Entries from a dataset:

-----

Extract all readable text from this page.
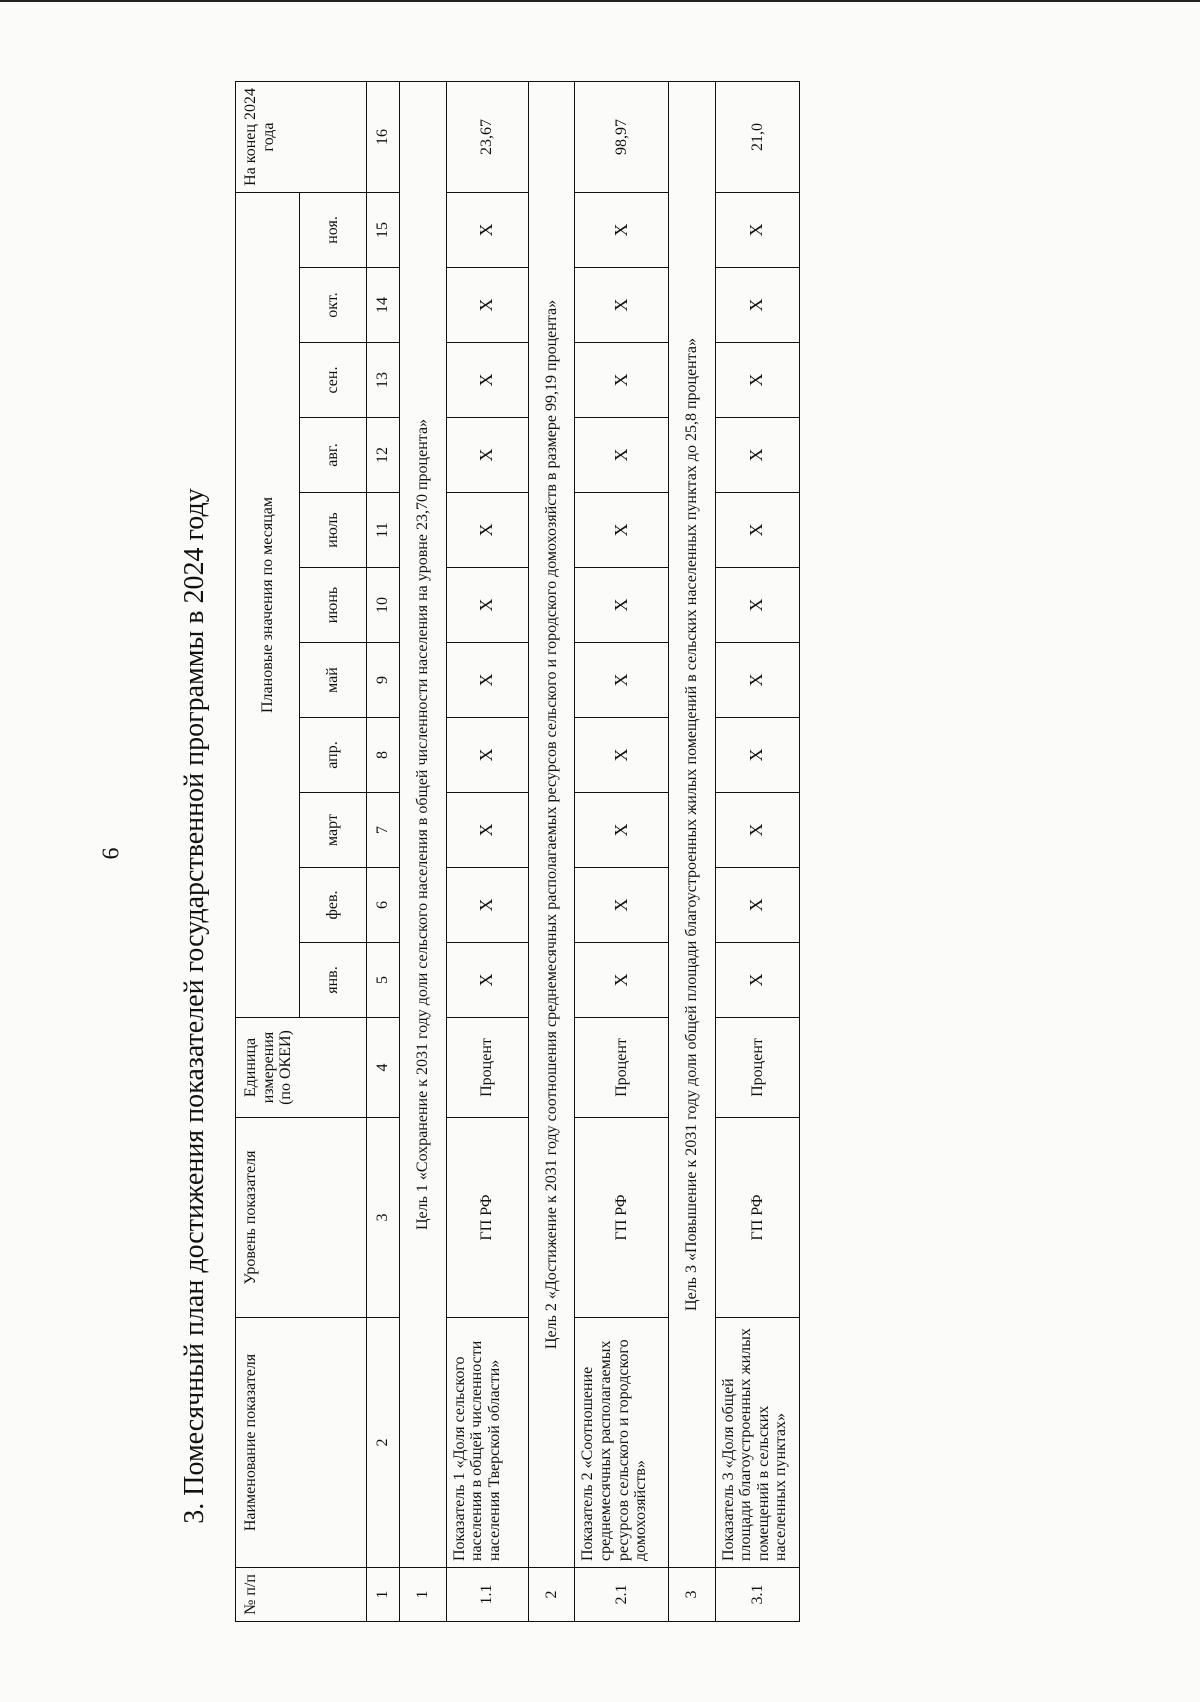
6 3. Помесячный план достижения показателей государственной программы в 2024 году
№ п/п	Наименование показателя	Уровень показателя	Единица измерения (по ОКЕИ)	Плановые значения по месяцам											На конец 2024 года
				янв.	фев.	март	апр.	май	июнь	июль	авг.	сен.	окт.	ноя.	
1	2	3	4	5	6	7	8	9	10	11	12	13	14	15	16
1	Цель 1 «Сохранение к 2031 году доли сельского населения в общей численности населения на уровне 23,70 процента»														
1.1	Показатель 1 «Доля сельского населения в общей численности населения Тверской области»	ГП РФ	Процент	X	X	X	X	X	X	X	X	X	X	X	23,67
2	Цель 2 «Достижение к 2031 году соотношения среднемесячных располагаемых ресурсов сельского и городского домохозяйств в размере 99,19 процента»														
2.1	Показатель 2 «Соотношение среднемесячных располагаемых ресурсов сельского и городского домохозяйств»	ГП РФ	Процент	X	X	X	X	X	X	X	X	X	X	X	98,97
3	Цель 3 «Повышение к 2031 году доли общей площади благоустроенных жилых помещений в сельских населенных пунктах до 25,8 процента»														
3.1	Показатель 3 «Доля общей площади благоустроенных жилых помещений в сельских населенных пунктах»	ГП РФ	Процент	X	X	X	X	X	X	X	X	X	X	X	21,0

-----

### SET PROBLEM
Reproduce each record from above exactly; pictures do not belong in the copy.

### SOLUTION
Extract all readable text from this page.
6 3. Помесячный план достижения показателей государственной программы в 2024 году
№ п/п	Наименование показателя	Уровень показателя	Единица измерения (по ОКЕИ)	Плановые значения по месяцам											На конец 2024 года
				янв.	фев.	март	апр.	май	июнь	июль	авг.	сен.	окт.	ноя.	
1	2	3	4	5	6	7	8	9	10	11	12	13	14	15	16
1	Цель 1 «Сохранение к 2031 году доли сельского населения в общей численности населения на уровне 23,70 процента»														
1.1	Показатель 1 «Доля сельского населения в общей численности населения Тверской области»	ГП РФ	Процент	X	X	X	X	X	X	X	X	X	X	X	23,67
2	Цель 2 «Достижение к 2031 году соотношения среднемесячных располагаемых ресурсов сельского и городского домохозяйств в размере 99,19 процента»														
2.1	Показатель 2 «Соотношение среднемесячных располагаемых ресурсов сельского и городского домохозяйств»	ГП РФ	Процент	X	X	X	X	X	X	X	X	X	X	X	98,97
3	Цель 3 «Повышение к 2031 году доли общей площади благоустроенных жилых помещений в сельских населенных пунктах до 25,8 процента»														
3.1	Показатель 3 «Доля общей площади благоустроенных жилых помещений в сельских населенных пунктах»	ГП РФ	Процент	X	X	X	X	X	X	X	X	X	X	X	21,0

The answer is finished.